• _Directions for this task_
Copy out the records precisely, omitting pictures.
-------- Material supplied --------
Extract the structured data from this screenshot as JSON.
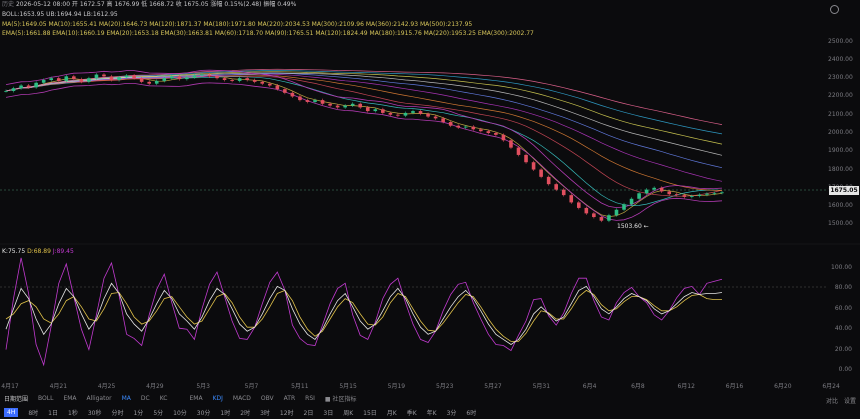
{
  "header": {
    "line1_label": "历史",
    "line1": "2026-05-12 08:00  开 1672.57  高 1676.99  低 1668.72  收 1675.05  涨幅 0.15%(2.48)  振幅 0.49%",
    "boll_label": "BOLL",
    "boll": "BOLL:1653.95  UB:1694.94  LB:1612.95",
    "ma_line1": "MA(5):1649.05  MA(10):1655.41  MA(20):1646.73  MA(120):1871.37  MA(180):1971.80  MA(220):2034.53  MA(300):2109.96  MA(360):2142.93  MA(500):2137.95",
    "ma_line2": "EMA(5):1661.88  EMA(10):1660.19  EMA(20):1653.18  EMA(30):1663.81  MA(60):1718.70  MA(90):1765.51  MA(120):1824.49  MA(180):1915.76  MA(220):1953.25  EMA(300):2002.77"
  },
  "price_axis": [
    "2500.00",
    "2400.00",
    "2300.00",
    "2200.00",
    "2100.00",
    "2000.00",
    "1900.00",
    "1800.00",
    "1700.00",
    "1600.00",
    "1500.00"
  ],
  "current_price": "1675.05",
  "low_marker": "1503.60 ←",
  "kdj_legend": {
    "k": "K:75.75",
    "d": "D:68.89",
    "j": "J:89.45"
  },
  "kdj_axis": [
    "100.00",
    "80.00",
    "60.00",
    "40.00",
    "20.00",
    "0.00"
  ],
  "x_ticks": [
    "4月17",
    "4月21",
    "4月25",
    "4月29",
    "5月3",
    "5月7",
    "5月11",
    "5月15",
    "5月19",
    "5月23",
    "5月27",
    "5月31",
    "6月4",
    "6月8",
    "6月12",
    "6月16",
    "6月20",
    "6月24"
  ],
  "toolbar_main": {
    "items": [
      "日期范围",
      "BOLL",
      "EMA",
      "Alligator",
      "MA",
      "DC",
      "KC"
    ],
    "active": "MA",
    "items2": [
      "EMA",
      "KDJ",
      "MACD",
      "OBV",
      "ATR",
      "RSI",
      "■ 社区指标"
    ],
    "active2": "KDJ"
  },
  "timeframes": [
    "4H",
    "8时",
    "1日",
    "1秒",
    "30秒",
    "分时",
    "1分",
    "5分",
    "10分",
    "30分",
    "1时",
    "2时",
    "3时",
    "12时",
    "2日",
    "3日",
    "周K",
    "15日",
    "月K",
    "季K",
    "年K",
    "3分",
    "6时"
  ],
  "selected_timeframe": "4H",
  "right_tools": [
    "对比",
    "设置"
  ],
  "colors": {
    "up": "#2ebd85",
    "down": "#e04f5f",
    "boll_band": "#b03ab0",
    "k_line": "#e6e6e6",
    "d_line": "#e0c24a",
    "j_line": "#c23ad0",
    "accent": "#3d6dfd"
  },
  "chart_data": {
    "type": "candlestick",
    "ylim": [
      1480,
      2520
    ],
    "current": 1675.05,
    "low": 1503.6,
    "close_series": [
      2230,
      2245,
      2260,
      2250,
      2275,
      2290,
      2300,
      2285,
      2310,
      2295,
      2280,
      2300,
      2320,
      2310,
      2290,
      2305,
      2315,
      2300,
      2280,
      2270,
      2285,
      2300,
      2310,
      2295,
      2305,
      2315,
      2320,
      2310,
      2300,
      2290,
      2285,
      2300,
      2290,
      2280,
      2270,
      2260,
      2240,
      2220,
      2200,
      2180,
      2170,
      2180,
      2160,
      2150,
      2140,
      2150,
      2160,
      2140,
      2120,
      2130,
      2110,
      2100,
      2095,
      2110,
      2120,
      2105,
      2090,
      2080,
      2060,
      2040,
      2030,
      2035,
      2020,
      2010,
      2000,
      1990,
      1960,
      1920,
      1880,
      1840,
      1800,
      1760,
      1720,
      1690,
      1660,
      1620,
      1590,
      1560,
      1540,
      1520,
      1550,
      1580,
      1610,
      1640,
      1670,
      1690,
      1700,
      1680,
      1665,
      1660,
      1650,
      1655,
      1662,
      1668,
      1672,
      1675
    ],
    "kdj": {
      "k": [
        40,
        60,
        80,
        70,
        50,
        35,
        45,
        65,
        80,
        72,
        55,
        40,
        50,
        70,
        85,
        75,
        55,
        45,
        38,
        50,
        65,
        78,
        70,
        55,
        48,
        40,
        52,
        68,
        80,
        74,
        60,
        45,
        38,
        42,
        55,
        70,
        82,
        78,
        60,
        45,
        35,
        30,
        40,
        55,
        68,
        75,
        62,
        48,
        40,
        45,
        58,
        72,
        80,
        70,
        55,
        42,
        35,
        38,
        50,
        62,
        72,
        78,
        70,
        58,
        45,
        35,
        30,
        25,
        30,
        40,
        55,
        62,
        55,
        48,
        52,
        65,
        78,
        82,
        72,
        60,
        55,
        62,
        70,
        75,
        72,
        68,
        60,
        55,
        58,
        65,
        72,
        76,
        74,
        75,
        75,
        76
      ],
      "d": [
        50,
        55,
        65,
        68,
        62,
        50,
        46,
        55,
        68,
        72,
        62,
        50,
        48,
        60,
        75,
        76,
        65,
        52,
        45,
        48,
        58,
        70,
        72,
        62,
        52,
        45,
        48,
        60,
        72,
        75,
        66,
        52,
        42,
        42,
        50,
        62,
        75,
        78,
        68,
        52,
        40,
        33,
        38,
        50,
        62,
        70,
        66,
        55,
        45,
        44,
        52,
        66,
        75,
        72,
        60,
        48,
        39,
        38,
        46,
        56,
        66,
        74,
        72,
        62,
        50,
        40,
        33,
        28,
        28,
        36,
        48,
        58,
        56,
        50,
        50,
        60,
        72,
        78,
        74,
        64,
        58,
        60,
        67,
        72,
        72,
        69,
        63,
        58,
        58,
        62,
        68,
        73,
        74,
        70,
        69,
        69
      ],
      "j": [
        20,
        70,
        110,
        75,
        25,
        5,
        43,
        85,
        104,
        72,
        40,
        20,
        54,
        90,
        105,
        73,
        35,
        31,
        24,
        54,
        79,
        94,
        66,
        41,
        40,
        30,
        60,
        84,
        96,
        72,
        48,
        31,
        30,
        42,
        65,
        86,
        96,
        78,
        44,
        31,
        25,
        24,
        44,
        65,
        80,
        85,
        54,
        34,
        30,
        47,
        70,
        84,
        90,
        66,
        45,
        30,
        27,
        38,
        58,
        74,
        84,
        86,
        66,
        50,
        35,
        25,
        24,
        19,
        34,
        48,
        69,
        70,
        53,
        44,
        56,
        75,
        90,
        90,
        68,
        52,
        49,
        66,
        76,
        81,
        72,
        66,
        54,
        49,
        58,
        71,
        80,
        82,
        74,
        85,
        87,
        89
      ]
    }
  }
}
--------
• _Task output_
Extract the structured data from this screenshot as JSON.
{
  "header": {
    "line1_label": "历史",
    "line1": "2026-05-12 08:00  开 1672.57  高 1676.99  低 1668.72  收 1675.05  涨幅 0.15%(2.48)  振幅 0.49%",
    "boll_label": "BOLL",
    "boll": "BOLL:1653.95  UB:1694.94  LB:1612.95",
    "ma_line1": "MA(5):1649.05  MA(10):1655.41  MA(20):1646.73  MA(120):1871.37  MA(180):1971.80  MA(220):2034.53  MA(300):2109.96  MA(360):2142.93  MA(500):2137.95",
    "ma_line2": "EMA(5):1661.88  EMA(10):1660.19  EMA(20):1653.18  EMA(30):1663.81  MA(60):1718.70  MA(90):1765.51  MA(120):1824.49  MA(180):1915.76  MA(220):1953.25  EMA(300):2002.77"
  },
  "price_axis": [
    "2500.00",
    "2400.00",
    "2300.00",
    "2200.00",
    "2100.00",
    "2000.00",
    "1900.00",
    "1800.00",
    "1700.00",
    "1600.00",
    "1500.00"
  ],
  "current_price": "1675.05",
  "low_marker": "1503.60 ←",
  "kdj_legend": {
    "k": "K:75.75",
    "d": "D:68.89",
    "j": "J:89.45"
  },
  "kdj_axis": [
    "100.00",
    "80.00",
    "60.00",
    "40.00",
    "20.00",
    "0.00"
  ],
  "x_ticks": [
    "4月17",
    "4月21",
    "4月25",
    "4月29",
    "5月3",
    "5月7",
    "5月11",
    "5月15",
    "5月19",
    "5月23",
    "5月27",
    "5月31",
    "6月4",
    "6月8",
    "6月12",
    "6月16",
    "6月20",
    "6月24"
  ],
  "toolbar_main": {
    "items": [
      "日期范围",
      "BOLL",
      "EMA",
      "Alligator",
      "MA",
      "DC",
      "KC"
    ],
    "active": "MA",
    "items2": [
      "EMA",
      "KDJ",
      "MACD",
      "OBV",
      "ATR",
      "RSI",
      "■ 社区指标"
    ],
    "active2": "KDJ"
  },
  "timeframes": [
    "4H",
    "8时",
    "1日",
    "1秒",
    "30秒",
    "分时",
    "1分",
    "5分",
    "10分",
    "30分",
    "1时",
    "2时",
    "3时",
    "12时",
    "2日",
    "3日",
    "周K",
    "15日",
    "月K",
    "季K",
    "年K",
    "3分",
    "6时"
  ],
  "selected_timeframe": "4H",
  "right_tools": [
    "对比",
    "设置"
  ],
  "colors": {
    "up": "#2ebd85",
    "down": "#e04f5f",
    "boll_band": "#b03ab0",
    "k_line": "#e6e6e6",
    "d_line": "#e0c24a",
    "j_line": "#c23ad0",
    "accent": "#3d6dfd"
  },
  "chart_data": {
    "type": "candlestick",
    "ylim": [
      1480,
      2520
    ],
    "current": 1675.05,
    "low": 1503.6,
    "close_series": [
      2230,
      2245,
      2260,
      2250,
      2275,
      2290,
      2300,
      2285,
      2310,
      2295,
      2280,
      2300,
      2320,
      2310,
      2290,
      2305,
      2315,
      2300,
      2280,
      2270,
      2285,
      2300,
      2310,
      2295,
      2305,
      2315,
      2320,
      2310,
      2300,
      2290,
      2285,
      2300,
      2290,
      2280,
      2270,
      2260,
      2240,
      2220,
      2200,
      2180,
      2170,
      2180,
      2160,
      2150,
      2140,
      2150,
      2160,
      2140,
      2120,
      2130,
      2110,
      2100,
      2095,
      2110,
      2120,
      2105,
      2090,
      2080,
      2060,
      2040,
      2030,
      2035,
      2020,
      2010,
      2000,
      1990,
      1960,
      1920,
      1880,
      1840,
      1800,
      1760,
      1720,
      1690,
      1660,
      1620,
      1590,
      1560,
      1540,
      1520,
      1550,
      1580,
      1610,
      1640,
      1670,
      1690,
      1700,
      1680,
      1665,
      1660,
      1650,
      1655,
      1662,
      1668,
      1672,
      1675
    ],
    "kdj": {
      "k": [
        40,
        60,
        80,
        70,
        50,
        35,
        45,
        65,
        80,
        72,
        55,
        40,
        50,
        70,
        85,
        75,
        55,
        45,
        38,
        50,
        65,
        78,
        70,
        55,
        48,
        40,
        52,
        68,
        80,
        74,
        60,
        45,
        38,
        42,
        55,
        70,
        82,
        78,
        60,
        45,
        35,
        30,
        40,
        55,
        68,
        75,
        62,
        48,
        40,
        45,
        58,
        72,
        80,
        70,
        55,
        42,
        35,
        38,
        50,
        62,
        72,
        78,
        70,
        58,
        45,
        35,
        30,
        25,
        30,
        40,
        55,
        62,
        55,
        48,
        52,
        65,
        78,
        82,
        72,
        60,
        55,
        62,
        70,
        75,
        72,
        68,
        60,
        55,
        58,
        65,
        72,
        76,
        74,
        75,
        75,
        76
      ],
      "d": [
        50,
        55,
        65,
        68,
        62,
        50,
        46,
        55,
        68,
        72,
        62,
        50,
        48,
        60,
        75,
        76,
        65,
        52,
        45,
        48,
        58,
        70,
        72,
        62,
        52,
        45,
        48,
        60,
        72,
        75,
        66,
        52,
        42,
        42,
        50,
        62,
        75,
        78,
        68,
        52,
        40,
        33,
        38,
        50,
        62,
        70,
        66,
        55,
        45,
        44,
        52,
        66,
        75,
        72,
        60,
        48,
        39,
        38,
        46,
        56,
        66,
        74,
        72,
        62,
        50,
        40,
        33,
        28,
        28,
        36,
        48,
        58,
        56,
        50,
        50,
        60,
        72,
        78,
        74,
        64,
        58,
        60,
        67,
        72,
        72,
        69,
        63,
        58,
        58,
        62,
        68,
        73,
        74,
        70,
        69,
        69
      ],
      "j": [
        20,
        70,
        110,
        75,
        25,
        5,
        43,
        85,
        104,
        72,
        40,
        20,
        54,
        90,
        105,
        73,
        35,
        31,
        24,
        54,
        79,
        94,
        66,
        41,
        40,
        30,
        60,
        84,
        96,
        72,
        48,
        31,
        30,
        42,
        65,
        86,
        96,
        78,
        44,
        31,
        25,
        24,
        44,
        65,
        80,
        85,
        54,
        34,
        30,
        47,
        70,
        84,
        90,
        66,
        45,
        30,
        27,
        38,
        58,
        74,
        84,
        86,
        66,
        50,
        35,
        25,
        24,
        19,
        34,
        48,
        69,
        70,
        53,
        44,
        56,
        75,
        90,
        90,
        68,
        52,
        49,
        66,
        76,
        81,
        72,
        66,
        54,
        49,
        58,
        71,
        80,
        82,
        74,
        85,
        87,
        89
      ]
    }
  }
}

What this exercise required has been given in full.